What you are asked to do –
Please count the lines in the listing below where the word "image" appears. Give the number only.

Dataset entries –
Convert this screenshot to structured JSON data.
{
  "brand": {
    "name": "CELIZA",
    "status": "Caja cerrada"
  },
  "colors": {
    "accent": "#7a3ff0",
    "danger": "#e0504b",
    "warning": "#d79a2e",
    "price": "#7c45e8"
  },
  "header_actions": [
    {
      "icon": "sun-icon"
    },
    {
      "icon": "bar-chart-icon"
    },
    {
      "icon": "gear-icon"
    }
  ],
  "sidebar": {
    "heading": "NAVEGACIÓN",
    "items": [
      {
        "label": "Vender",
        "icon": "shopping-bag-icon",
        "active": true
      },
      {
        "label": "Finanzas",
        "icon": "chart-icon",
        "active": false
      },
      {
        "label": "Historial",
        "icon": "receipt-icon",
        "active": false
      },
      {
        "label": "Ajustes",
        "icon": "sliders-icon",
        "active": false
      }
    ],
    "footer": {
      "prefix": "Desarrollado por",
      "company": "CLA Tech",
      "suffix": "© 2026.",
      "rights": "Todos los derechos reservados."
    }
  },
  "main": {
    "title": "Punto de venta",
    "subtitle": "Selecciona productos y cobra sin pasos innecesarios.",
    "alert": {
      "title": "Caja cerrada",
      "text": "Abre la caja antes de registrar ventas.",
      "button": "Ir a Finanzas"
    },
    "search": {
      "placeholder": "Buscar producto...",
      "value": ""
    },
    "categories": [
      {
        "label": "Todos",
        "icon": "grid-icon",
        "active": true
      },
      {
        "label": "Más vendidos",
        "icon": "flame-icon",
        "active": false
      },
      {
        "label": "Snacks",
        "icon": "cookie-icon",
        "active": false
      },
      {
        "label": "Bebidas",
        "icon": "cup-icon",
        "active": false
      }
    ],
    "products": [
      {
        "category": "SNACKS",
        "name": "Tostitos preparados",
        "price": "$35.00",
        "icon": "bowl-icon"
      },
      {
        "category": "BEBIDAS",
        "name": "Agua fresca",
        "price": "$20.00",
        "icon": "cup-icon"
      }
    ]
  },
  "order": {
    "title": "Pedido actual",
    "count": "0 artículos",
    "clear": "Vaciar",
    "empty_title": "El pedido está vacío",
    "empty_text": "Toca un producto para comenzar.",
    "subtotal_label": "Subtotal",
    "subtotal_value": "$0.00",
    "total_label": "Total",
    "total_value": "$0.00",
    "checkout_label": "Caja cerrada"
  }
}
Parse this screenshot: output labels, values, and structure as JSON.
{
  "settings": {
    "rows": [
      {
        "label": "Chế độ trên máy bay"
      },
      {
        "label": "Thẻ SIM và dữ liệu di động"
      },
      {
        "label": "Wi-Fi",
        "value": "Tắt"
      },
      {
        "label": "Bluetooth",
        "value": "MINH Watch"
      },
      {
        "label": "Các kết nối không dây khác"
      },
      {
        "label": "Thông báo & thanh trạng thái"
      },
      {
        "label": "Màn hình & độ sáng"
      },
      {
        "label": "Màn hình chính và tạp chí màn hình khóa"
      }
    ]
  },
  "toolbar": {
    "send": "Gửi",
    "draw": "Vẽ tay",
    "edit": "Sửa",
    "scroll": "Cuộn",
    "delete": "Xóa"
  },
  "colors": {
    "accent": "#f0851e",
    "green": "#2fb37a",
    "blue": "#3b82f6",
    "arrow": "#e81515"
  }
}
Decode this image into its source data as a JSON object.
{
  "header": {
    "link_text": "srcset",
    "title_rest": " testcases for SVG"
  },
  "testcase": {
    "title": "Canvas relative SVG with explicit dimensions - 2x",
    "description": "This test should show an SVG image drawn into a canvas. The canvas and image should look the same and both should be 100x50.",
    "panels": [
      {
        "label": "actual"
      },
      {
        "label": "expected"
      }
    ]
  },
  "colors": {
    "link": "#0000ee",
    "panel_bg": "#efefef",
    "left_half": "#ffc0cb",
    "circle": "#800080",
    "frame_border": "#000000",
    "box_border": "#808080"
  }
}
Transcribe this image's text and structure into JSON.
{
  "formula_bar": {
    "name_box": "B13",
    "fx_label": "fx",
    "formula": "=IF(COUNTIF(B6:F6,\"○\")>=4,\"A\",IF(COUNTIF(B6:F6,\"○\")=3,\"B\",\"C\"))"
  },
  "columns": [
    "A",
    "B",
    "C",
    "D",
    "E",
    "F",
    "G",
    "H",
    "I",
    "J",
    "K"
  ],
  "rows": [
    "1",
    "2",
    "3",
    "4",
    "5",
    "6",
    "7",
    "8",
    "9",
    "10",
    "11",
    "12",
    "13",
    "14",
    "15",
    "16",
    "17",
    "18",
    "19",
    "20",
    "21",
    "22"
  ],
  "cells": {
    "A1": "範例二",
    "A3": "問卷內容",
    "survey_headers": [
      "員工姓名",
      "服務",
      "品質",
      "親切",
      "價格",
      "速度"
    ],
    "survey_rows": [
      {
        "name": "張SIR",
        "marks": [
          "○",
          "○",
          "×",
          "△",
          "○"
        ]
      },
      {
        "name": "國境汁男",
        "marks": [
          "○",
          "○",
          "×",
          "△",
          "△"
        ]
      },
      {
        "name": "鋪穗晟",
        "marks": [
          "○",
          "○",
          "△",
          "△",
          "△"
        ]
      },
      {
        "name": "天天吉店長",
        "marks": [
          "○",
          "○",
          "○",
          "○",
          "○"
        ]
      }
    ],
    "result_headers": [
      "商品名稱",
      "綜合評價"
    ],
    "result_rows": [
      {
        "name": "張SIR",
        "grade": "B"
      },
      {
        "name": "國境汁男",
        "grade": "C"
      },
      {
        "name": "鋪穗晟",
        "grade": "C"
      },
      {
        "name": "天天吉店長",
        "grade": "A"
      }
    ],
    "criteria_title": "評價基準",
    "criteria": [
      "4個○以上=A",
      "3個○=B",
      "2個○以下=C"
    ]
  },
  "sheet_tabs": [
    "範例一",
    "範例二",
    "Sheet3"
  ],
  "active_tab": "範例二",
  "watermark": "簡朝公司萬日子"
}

Output for this task –
3